> **WHAT YOU SHOULD DO**: Reproduce every record below exactly as written, leaving out any pictures.
□ □ □ □ □ □ □
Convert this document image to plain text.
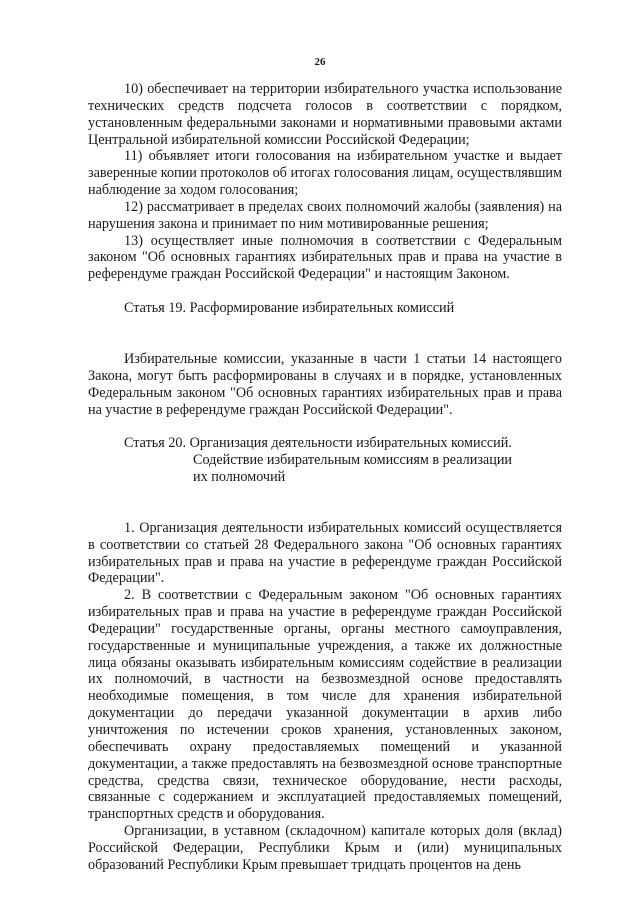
26

10) обеспечивает на территории избирательного участка использование технических средств подсчета голосов в соответствии с порядком, установленным федеральными законами и нормативными правовыми актами Центральной избирательной комиссии Российской Федерации;

11) объявляет итоги голосования на избирательном участке и выдает заверенные копии протоколов об итогах голосования лицам, осуществлявшим наблюдение за ходом голосования;

12) рассматривает в пределах своих полномочий жалобы (заявления) на нарушения закона и принимает по ним мотивированные решения;

13) осуществляет иные полномочия в соответствии с Федеральным законом "Об основных гарантиях избирательных прав и права на участие в референдуме граждан Российской Федерации" и настоящим Законом.

Статья 19. Расформирование избирательных комиссий

Избирательные комиссии, указанные в части 1 статьи 14 настоящего Закона, могут быть расформированы в случаях и в порядке, установленных Федеральным законом "Об основных гарантиях избирательных прав и права на участие в референдуме граждан Российской Федерации".

Статья 20. Организация деятельности избирательных комиссий.
Содействие избирательным комиссиям в реализации
их полномочий

1. Организация деятельности избирательных комиссий осуществляется в соответствии со статьей 28 Федерального закона "Об основных гарантиях избирательных прав и права на участие в референдуме граждан Российской Федерации".

2. В соответствии с Федеральным законом "Об основных гарантиях избирательных прав и права на участие в референдуме граждан Российской Федерации" государственные органы, органы местного самоуправления, государственные и муниципальные учреждения, а также их должностные лица обязаны оказывать избирательным комиссиям содействие в реализации их полномочий, в частности на безвозмездной основе предоставлять необходимые помещения, в том числе для хранения избирательной документации до передачи указанной документации в архив либо уничтожения по истечении сроков хранения, установленных законом, обеспечивать охрану предоставляемых помещений и указанной документации, а также предоставлять на безвозмездной основе транспортные средства, средства связи, техническое оборудование, нести расходы, связанные с содержанием и эксплуатацией предоставляемых помещений, транспортных средств и оборудования.

Организации, в уставном (складочном) капитале которых доля (вклад) Российской Федерации, Республики Крым и (или) муниципальных образований Республики Крым превышает тридцать процентов на день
□ □ □ □ □ □ □
> **WRITTEN SOLUTION**:
Convert this document image to plain text.
26

10) обеспечивает на территории избирательного участка использование технических средств подсчета голосов в соответствии с порядком, установленным федеральными законами и нормативными правовыми актами Центральной избирательной комиссии Российской Федерации;

11) объявляет итоги голосования на избирательном участке и выдает заверенные копии протоколов об итогах голосования лицам, осуществлявшим наблюдение за ходом голосования;

12) рассматривает в пределах своих полномочий жалобы (заявления) на нарушения закона и принимает по ним мотивированные решения;

13) осуществляет иные полномочия в соответствии с Федеральным законом "Об основных гарантиях избирательных прав и права на участие в референдуме граждан Российской Федерации" и настоящим Законом.

Статья 19. Расформирование избирательных комиссий

Избирательные комиссии, указанные в части 1 статьи 14 настоящего Закона, могут быть расформированы в случаях и в порядке, установленных Федеральным законом "Об основных гарантиях избирательных прав и права на участие в референдуме граждан Российской Федерации".

Статья 20. Организация деятельности избирательных комиссий.
Содействие избирательным комиссиям в реализации
их полномочий

1. Организация деятельности избирательных комиссий осуществляется в соответствии со статьей 28 Федерального закона "Об основных гарантиях избирательных прав и права на участие в референдуме граждан Российской Федерации".

2. В соответствии с Федеральным законом "Об основных гарантиях избирательных прав и права на участие в референдуме граждан Российской Федерации" государственные органы, органы местного самоуправления, государственные и муниципальные учреждения, а также их должностные лица обязаны оказывать избирательным комиссиям содействие в реализации их полномочий, в частности на безвозмездной основе предоставлять необходимые помещения, в том числе для хранения избирательной документации до передачи указанной документации в архив либо уничтожения по истечении сроков хранения, установленных законом, обеспечивать охрану предоставляемых помещений и указанной документации, а также предоставлять на безвозмездной основе транспортные средства, средства связи, техническое оборудование, нести расходы, связанные с содержанием и эксплуатацией предоставляемых помещений, транспортных средств и оборудования.

Организации, в уставном (складочном) капитале которых доля (вклад) Российской Федерации, Республики Крым и (или) муниципальных образований Республики Крым превышает тридцать процентов на день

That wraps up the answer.